MATERIAL FOR THE TASK:

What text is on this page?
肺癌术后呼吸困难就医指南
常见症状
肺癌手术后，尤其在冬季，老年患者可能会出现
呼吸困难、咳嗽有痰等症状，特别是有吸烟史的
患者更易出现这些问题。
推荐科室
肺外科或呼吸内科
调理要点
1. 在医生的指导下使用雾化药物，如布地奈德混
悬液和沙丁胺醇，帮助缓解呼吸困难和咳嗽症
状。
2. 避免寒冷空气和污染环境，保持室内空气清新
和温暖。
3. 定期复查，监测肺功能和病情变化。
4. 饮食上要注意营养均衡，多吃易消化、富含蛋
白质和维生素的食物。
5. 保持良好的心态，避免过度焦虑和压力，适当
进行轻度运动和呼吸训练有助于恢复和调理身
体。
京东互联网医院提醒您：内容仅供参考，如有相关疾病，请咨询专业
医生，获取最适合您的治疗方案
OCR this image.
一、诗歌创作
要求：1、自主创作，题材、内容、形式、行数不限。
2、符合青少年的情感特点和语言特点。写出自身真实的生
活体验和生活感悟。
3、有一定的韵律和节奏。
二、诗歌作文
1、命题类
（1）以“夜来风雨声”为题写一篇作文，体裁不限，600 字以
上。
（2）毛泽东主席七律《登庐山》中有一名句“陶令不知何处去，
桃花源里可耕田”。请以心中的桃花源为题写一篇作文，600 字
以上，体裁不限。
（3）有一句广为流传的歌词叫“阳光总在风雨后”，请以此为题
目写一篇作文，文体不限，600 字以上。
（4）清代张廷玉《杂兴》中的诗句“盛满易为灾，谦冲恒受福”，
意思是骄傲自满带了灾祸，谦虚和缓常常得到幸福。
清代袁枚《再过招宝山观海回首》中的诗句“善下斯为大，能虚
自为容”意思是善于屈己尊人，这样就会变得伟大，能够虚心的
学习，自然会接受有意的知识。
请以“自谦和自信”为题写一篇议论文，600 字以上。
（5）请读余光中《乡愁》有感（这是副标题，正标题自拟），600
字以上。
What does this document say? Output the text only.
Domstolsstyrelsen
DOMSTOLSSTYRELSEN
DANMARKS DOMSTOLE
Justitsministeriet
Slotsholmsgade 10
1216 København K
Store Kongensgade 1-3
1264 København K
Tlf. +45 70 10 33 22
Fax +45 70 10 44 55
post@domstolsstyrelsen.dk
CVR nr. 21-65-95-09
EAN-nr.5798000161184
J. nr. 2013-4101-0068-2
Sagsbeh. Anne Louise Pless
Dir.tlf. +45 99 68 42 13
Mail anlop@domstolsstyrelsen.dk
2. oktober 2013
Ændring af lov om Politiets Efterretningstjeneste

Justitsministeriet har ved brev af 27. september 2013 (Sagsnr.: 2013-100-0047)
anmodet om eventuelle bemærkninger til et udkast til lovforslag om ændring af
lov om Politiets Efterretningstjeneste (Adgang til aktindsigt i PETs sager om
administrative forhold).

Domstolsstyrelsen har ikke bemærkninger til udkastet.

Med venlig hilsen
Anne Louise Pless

AIM: Look through the material above and pick out each line holding the word "bemærkninger".

TASK RESULT:
anmodet om eventuelle bemærkninger til et udkast til lovforslag om ændring af
Domstolsstyrelsen har ikke bemærkninger til udkastet.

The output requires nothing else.